--- Start RECORDS FOR THE EXERCISE ---

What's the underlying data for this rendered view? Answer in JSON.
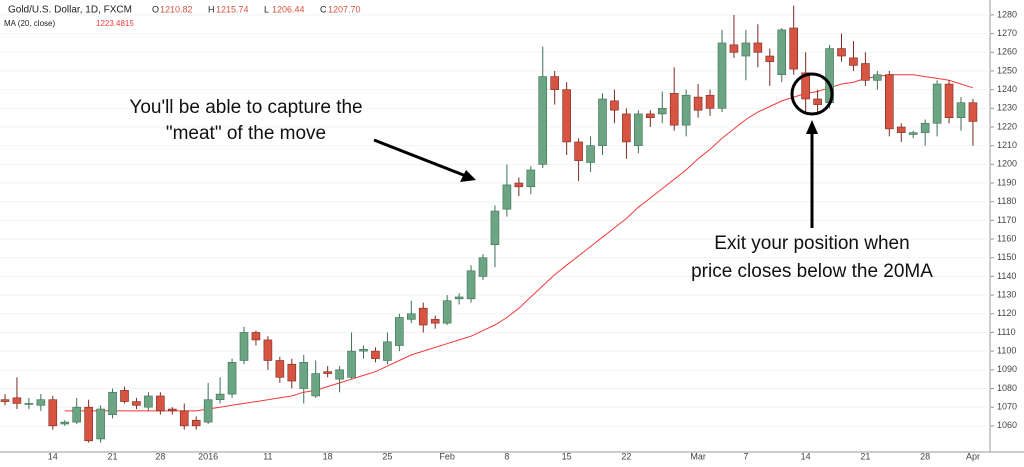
{
  "chart_data": {
    "type": "candlestick",
    "title": "Gold/U.S. Dollar, 1D, FXCM",
    "ohlc_header": [
      {
        "key": "O",
        "value": "1210.82"
      },
      {
        "key": "H",
        "value": "1215.74"
      },
      {
        "key": "L",
        "value": "1206.44"
      },
      {
        "key": "C",
        "value": "1207.70"
      }
    ],
    "annotations": [
      "You'll be able to capture the",
      "\"meat\" of the move",
      "Exit your position when",
      "price closes below the 20MA"
    ],
    "categories": [
      null,
      null,
      null,
      null,
      "14",
      null,
      null,
      null,
      null,
      "21",
      null,
      null,
      null,
      "28",
      null,
      null,
      null,
      "2016",
      null,
      null,
      null,
      null,
      "11",
      null,
      null,
      null,
      null,
      "18",
      null,
      null,
      null,
      null,
      "25",
      null,
      null,
      null,
      null,
      "Feb",
      null,
      null,
      null,
      null,
      "8",
      null,
      null,
      null,
      null,
      "15",
      null,
      null,
      null,
      null,
      "22",
      null,
      null,
      null,
      null,
      null,
      "Mar",
      null,
      null,
      null,
      "7",
      null,
      null,
      null,
      null,
      "14",
      null,
      null,
      null,
      null,
      "21",
      null,
      null,
      null,
      null,
      "28",
      null,
      null,
      null,
      "Apr"
    ],
    "open": [
      1074,
      1075,
      1072,
      1071,
      1074,
      1061,
      1062,
      1070,
      1053,
      1066,
      1079,
      1073,
      1070,
      1076,
      1069,
      1068,
      1063,
      1062,
      1074,
      1077,
      1095,
      1110,
      1106,
      1095,
      1093,
      1080,
      1076,
      1089,
      1085,
      1086,
      1100,
      1100,
      1095,
      1103,
      1117,
      1123,
      1117,
      1115,
      1128,
      1128,
      1140,
      1157,
      1176,
      1190,
      1188,
      1200,
      1247,
      1240,
      1212,
      1201,
      1210,
      1234,
      1227,
      1210,
      1227,
      1227,
      1238,
      1221,
      1236,
      1237,
      1230,
      1264,
      1258,
      1265,
      1258,
      1248,
      1273,
      1249,
      1235,
      1233,
      1262,
      1257,
      1254,
      1245,
      1248,
      1220,
      1216,
      1217,
      1222,
      1243,
      1225,
      1233
    ],
    "high": [
      1077,
      1086,
      1075,
      1077,
      1076,
      1063,
      1075,
      1074,
      1071,
      1080,
      1081,
      1075,
      1078,
      1078,
      1070,
      1072,
      1065,
      1083,
      1086,
      1096,
      1113,
      1111,
      1108,
      1097,
      1096,
      1098,
      1095,
      1092,
      1092,
      1110,
      1103,
      1102,
      1110,
      1120,
      1127,
      1126,
      1119,
      1130,
      1131,
      1146,
      1152,
      1178,
      1200,
      1193,
      1199,
      1263,
      1250,
      1244,
      1214,
      1215,
      1238,
      1240,
      1230,
      1229,
      1229,
      1239,
      1252,
      1240,
      1243,
      1240,
      1272,
      1280,
      1272,
      1275,
      1262,
      1273,
      1285,
      1260,
      1240,
      1264,
      1270,
      1266,
      1260,
      1250,
      1250,
      1222,
      1218,
      1224,
      1245,
      1245,
      1236,
      1235
    ],
    "low": [
      1071,
      1069,
      1069,
      1068,
      1058,
      1060,
      1061,
      1051,
      1051,
      1064,
      1072,
      1069,
      1068,
      1066,
      1066,
      1058,
      1058,
      1061,
      1072,
      1075,
      1093,
      1103,
      1090,
      1083,
      1080,
      1072,
      1075,
      1086,
      1078,
      1085,
      1096,
      1094,
      1093,
      1100,
      1115,
      1110,
      1112,
      1114,
      1125,
      1126,
      1138,
      1145,
      1172,
      1183,
      1184,
      1198,
      1232,
      1205,
      1191,
      1196,
      1205,
      1222,
      1203,
      1206,
      1220,
      1222,
      1218,
      1215,
      1225,
      1226,
      1228,
      1257,
      1245,
      1252,
      1242,
      1244,
      1248,
      1228,
      1228,
      1230,
      1255,
      1250,
      1242,
      1240,
      1215,
      1212,
      1214,
      1210,
      1215,
      1222,
      1218,
      1210
    ],
    "close": [
      1073,
      1072,
      1072,
      1074,
      1060,
      1062,
      1070,
      1052,
      1069,
      1078,
      1073,
      1071,
      1076,
      1068,
      1068,
      1060,
      1060,
      1074,
      1077,
      1094,
      1110,
      1106,
      1095,
      1086,
      1084,
      1094,
      1088,
      1088,
      1090,
      1100,
      1101,
      1096,
      1105,
      1118,
      1120,
      1114,
      1115,
      1127,
      1129,
      1143,
      1150,
      1175,
      1189,
      1188,
      1197,
      1247,
      1240,
      1212,
      1202,
      1210,
      1235,
      1229,
      1212,
      1227,
      1225,
      1230,
      1221,
      1237,
      1229,
      1230,
      1265,
      1260,
      1265,
      1260,
      1255,
      1272,
      1251,
      1235,
      1232,
      1262,
      1258,
      1253,
      1245,
      1248,
      1219,
      1217,
      1217,
      1222,
      1243,
      1225,
      1233,
      1223
    ],
    "up_color": "#6ba583",
    "down_color": "#d75442",
    "indicator": {
      "name": "MA (20, close)",
      "value": "1223.4815",
      "color": "#f23b3b",
      "values": [
        null,
        null,
        null,
        null,
        null,
        1068,
        1068,
        1068,
        1068,
        1068,
        1068,
        1068,
        1068,
        1068,
        1068,
        1068,
        1068,
        1069,
        1070,
        1071,
        1072,
        1073,
        1074,
        1075,
        1076,
        1078,
        1079,
        1081,
        1083,
        1085,
        1087,
        1089,
        1092,
        1095,
        1098,
        1100,
        1102,
        1104,
        1106,
        1108,
        1111,
        1114,
        1118,
        1123,
        1129,
        1135,
        1141,
        1146,
        1151,
        1156,
        1161,
        1166,
        1171,
        1177,
        1182,
        1187,
        1192,
        1197,
        1203,
        1208,
        1214,
        1219,
        1224,
        1228,
        1231,
        1234,
        1236,
        1238,
        1239,
        1241,
        1243,
        1244,
        1246,
        1247,
        1248,
        1248,
        1248,
        1247,
        1246,
        1245,
        1243,
        1241
      ]
    },
    "ylim": [
      1046,
      1288
    ],
    "yticks": [
      1060,
      1070,
      1080,
      1090,
      1100,
      1110,
      1120,
      1130,
      1140,
      1150,
      1160,
      1170,
      1180,
      1190,
      1200,
      1210,
      1220,
      1230,
      1240,
      1250,
      1260,
      1270,
      1280
    ],
    "grid": true
  }
}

--- End RECORDS FOR THE EXERCISE ---

**DIRECTIVE:** Reproduce every entry word for word, but omit the pictures.

**SOLUTION TO THIS TASK:**
What's the underlying data for this rendered view? Answer in JSON.
{
  "chart_data": {
    "type": "candlestick",
    "title": "Gold/U.S. Dollar, 1D, FXCM",
    "ohlc_header": [
      {
        "key": "O",
        "value": "1210.82"
      },
      {
        "key": "H",
        "value": "1215.74"
      },
      {
        "key": "L",
        "value": "1206.44"
      },
      {
        "key": "C",
        "value": "1207.70"
      }
    ],
    "annotations": [
      "You'll be able to capture the",
      "\"meat\" of the move",
      "Exit your position when",
      "price closes below the 20MA"
    ],
    "categories": [
      null,
      null,
      null,
      null,
      "14",
      null,
      null,
      null,
      null,
      "21",
      null,
      null,
      null,
      "28",
      null,
      null,
      null,
      "2016",
      null,
      null,
      null,
      null,
      "11",
      null,
      null,
      null,
      null,
      "18",
      null,
      null,
      null,
      null,
      "25",
      null,
      null,
      null,
      null,
      "Feb",
      null,
      null,
      null,
      null,
      "8",
      null,
      null,
      null,
      null,
      "15",
      null,
      null,
      null,
      null,
      "22",
      null,
      null,
      null,
      null,
      null,
      "Mar",
      null,
      null,
      null,
      "7",
      null,
      null,
      null,
      null,
      "14",
      null,
      null,
      null,
      null,
      "21",
      null,
      null,
      null,
      null,
      "28",
      null,
      null,
      null,
      "Apr"
    ],
    "open": [
      1074,
      1075,
      1072,
      1071,
      1074,
      1061,
      1062,
      1070,
      1053,
      1066,
      1079,
      1073,
      1070,
      1076,
      1069,
      1068,
      1063,
      1062,
      1074,
      1077,
      1095,
      1110,
      1106,
      1095,
      1093,
      1080,
      1076,
      1089,
      1085,
      1086,
      1100,
      1100,
      1095,
      1103,
      1117,
      1123,
      1117,
      1115,
      1128,
      1128,
      1140,
      1157,
      1176,
      1190,
      1188,
      1200,
      1247,
      1240,
      1212,
      1201,
      1210,
      1234,
      1227,
      1210,
      1227,
      1227,
      1238,
      1221,
      1236,
      1237,
      1230,
      1264,
      1258,
      1265,
      1258,
      1248,
      1273,
      1249,
      1235,
      1233,
      1262,
      1257,
      1254,
      1245,
      1248,
      1220,
      1216,
      1217,
      1222,
      1243,
      1225,
      1233
    ],
    "high": [
      1077,
      1086,
      1075,
      1077,
      1076,
      1063,
      1075,
      1074,
      1071,
      1080,
      1081,
      1075,
      1078,
      1078,
      1070,
      1072,
      1065,
      1083,
      1086,
      1096,
      1113,
      1111,
      1108,
      1097,
      1096,
      1098,
      1095,
      1092,
      1092,
      1110,
      1103,
      1102,
      1110,
      1120,
      1127,
      1126,
      1119,
      1130,
      1131,
      1146,
      1152,
      1178,
      1200,
      1193,
      1199,
      1263,
      1250,
      1244,
      1214,
      1215,
      1238,
      1240,
      1230,
      1229,
      1229,
      1239,
      1252,
      1240,
      1243,
      1240,
      1272,
      1280,
      1272,
      1275,
      1262,
      1273,
      1285,
      1260,
      1240,
      1264,
      1270,
      1266,
      1260,
      1250,
      1250,
      1222,
      1218,
      1224,
      1245,
      1245,
      1236,
      1235
    ],
    "low": [
      1071,
      1069,
      1069,
      1068,
      1058,
      1060,
      1061,
      1051,
      1051,
      1064,
      1072,
      1069,
      1068,
      1066,
      1066,
      1058,
      1058,
      1061,
      1072,
      1075,
      1093,
      1103,
      1090,
      1083,
      1080,
      1072,
      1075,
      1086,
      1078,
      1085,
      1096,
      1094,
      1093,
      1100,
      1115,
      1110,
      1112,
      1114,
      1125,
      1126,
      1138,
      1145,
      1172,
      1183,
      1184,
      1198,
      1232,
      1205,
      1191,
      1196,
      1205,
      1222,
      1203,
      1206,
      1220,
      1222,
      1218,
      1215,
      1225,
      1226,
      1228,
      1257,
      1245,
      1252,
      1242,
      1244,
      1248,
      1228,
      1228,
      1230,
      1255,
      1250,
      1242,
      1240,
      1215,
      1212,
      1214,
      1210,
      1215,
      1222,
      1218,
      1210
    ],
    "close": [
      1073,
      1072,
      1072,
      1074,
      1060,
      1062,
      1070,
      1052,
      1069,
      1078,
      1073,
      1071,
      1076,
      1068,
      1068,
      1060,
      1060,
      1074,
      1077,
      1094,
      1110,
      1106,
      1095,
      1086,
      1084,
      1094,
      1088,
      1088,
      1090,
      1100,
      1101,
      1096,
      1105,
      1118,
      1120,
      1114,
      1115,
      1127,
      1129,
      1143,
      1150,
      1175,
      1189,
      1188,
      1197,
      1247,
      1240,
      1212,
      1202,
      1210,
      1235,
      1229,
      1212,
      1227,
      1225,
      1230,
      1221,
      1237,
      1229,
      1230,
      1265,
      1260,
      1265,
      1260,
      1255,
      1272,
      1251,
      1235,
      1232,
      1262,
      1258,
      1253,
      1245,
      1248,
      1219,
      1217,
      1217,
      1222,
      1243,
      1225,
      1233,
      1223
    ],
    "up_color": "#6ba583",
    "down_color": "#d75442",
    "indicator": {
      "name": "MA (20, close)",
      "value": "1223.4815",
      "color": "#f23b3b",
      "values": [
        null,
        null,
        null,
        null,
        null,
        1068,
        1068,
        1068,
        1068,
        1068,
        1068,
        1068,
        1068,
        1068,
        1068,
        1068,
        1068,
        1069,
        1070,
        1071,
        1072,
        1073,
        1074,
        1075,
        1076,
        1078,
        1079,
        1081,
        1083,
        1085,
        1087,
        1089,
        1092,
        1095,
        1098,
        1100,
        1102,
        1104,
        1106,
        1108,
        1111,
        1114,
        1118,
        1123,
        1129,
        1135,
        1141,
        1146,
        1151,
        1156,
        1161,
        1166,
        1171,
        1177,
        1182,
        1187,
        1192,
        1197,
        1203,
        1208,
        1214,
        1219,
        1224,
        1228,
        1231,
        1234,
        1236,
        1238,
        1239,
        1241,
        1243,
        1244,
        1246,
        1247,
        1248,
        1248,
        1248,
        1247,
        1246,
        1245,
        1243,
        1241
      ]
    },
    "ylim": [
      1046,
      1288
    ],
    "yticks": [
      1060,
      1070,
      1080,
      1090,
      1100,
      1110,
      1120,
      1130,
      1140,
      1150,
      1160,
      1170,
      1180,
      1190,
      1200,
      1210,
      1220,
      1230,
      1240,
      1250,
      1260,
      1270,
      1280
    ],
    "grid": true
  }
}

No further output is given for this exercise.